(Stored data)
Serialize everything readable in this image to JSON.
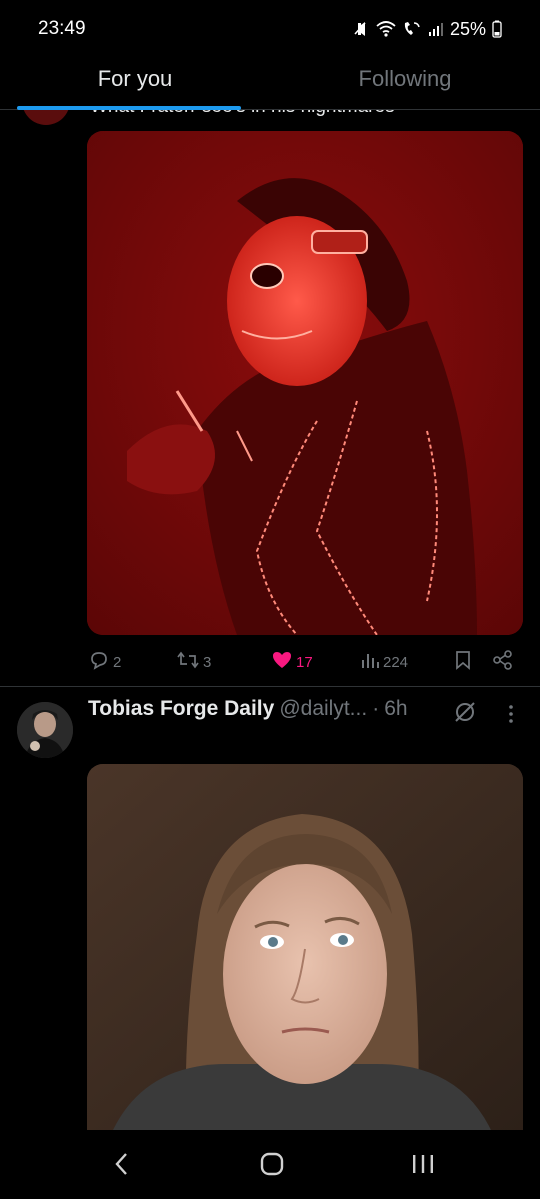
{
  "status_bar": {
    "time": "23:49",
    "battery": "25%",
    "icons": [
      "mute-icon",
      "wifi-icon",
      "wifi-call-icon",
      "signal-icon",
      "battery-icon"
    ]
  },
  "tabs": [
    {
      "label": "For you",
      "active": true
    },
    {
      "label": "Following",
      "active": false
    }
  ],
  "tweet1": {
    "text_partial": "What Fraterr see's in his nightmares",
    "actions": {
      "replies": "2",
      "retweets": "3",
      "likes": "17",
      "views": "224"
    },
    "media_icon": "red-masked-performer-image"
  },
  "tweet2": {
    "name": "Tobias Forge Daily",
    "handle": "@dailyt...",
    "separator": "·",
    "time": "6h",
    "icons": [
      "grok-icon",
      "more-icon"
    ],
    "media_icon": "long-haired-man-image"
  },
  "colors": {
    "accent": "#1d9bf0",
    "like": "#f91880",
    "muted": "#71767b",
    "text": "#e7e9ea",
    "border": "#2f3336"
  },
  "navbar": {
    "icons": [
      "back-icon",
      "home-icon",
      "recents-icon"
    ]
  }
}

# YOUR OBJECTIVE:
Search the listing for the word "image" and return each line that holds it.

# SOLVED EXERCISE:
Serialize everything readable in this image to JSON.
    "media_icon": "red-masked-performer-image"
    "media_icon": "long-haired-man-image"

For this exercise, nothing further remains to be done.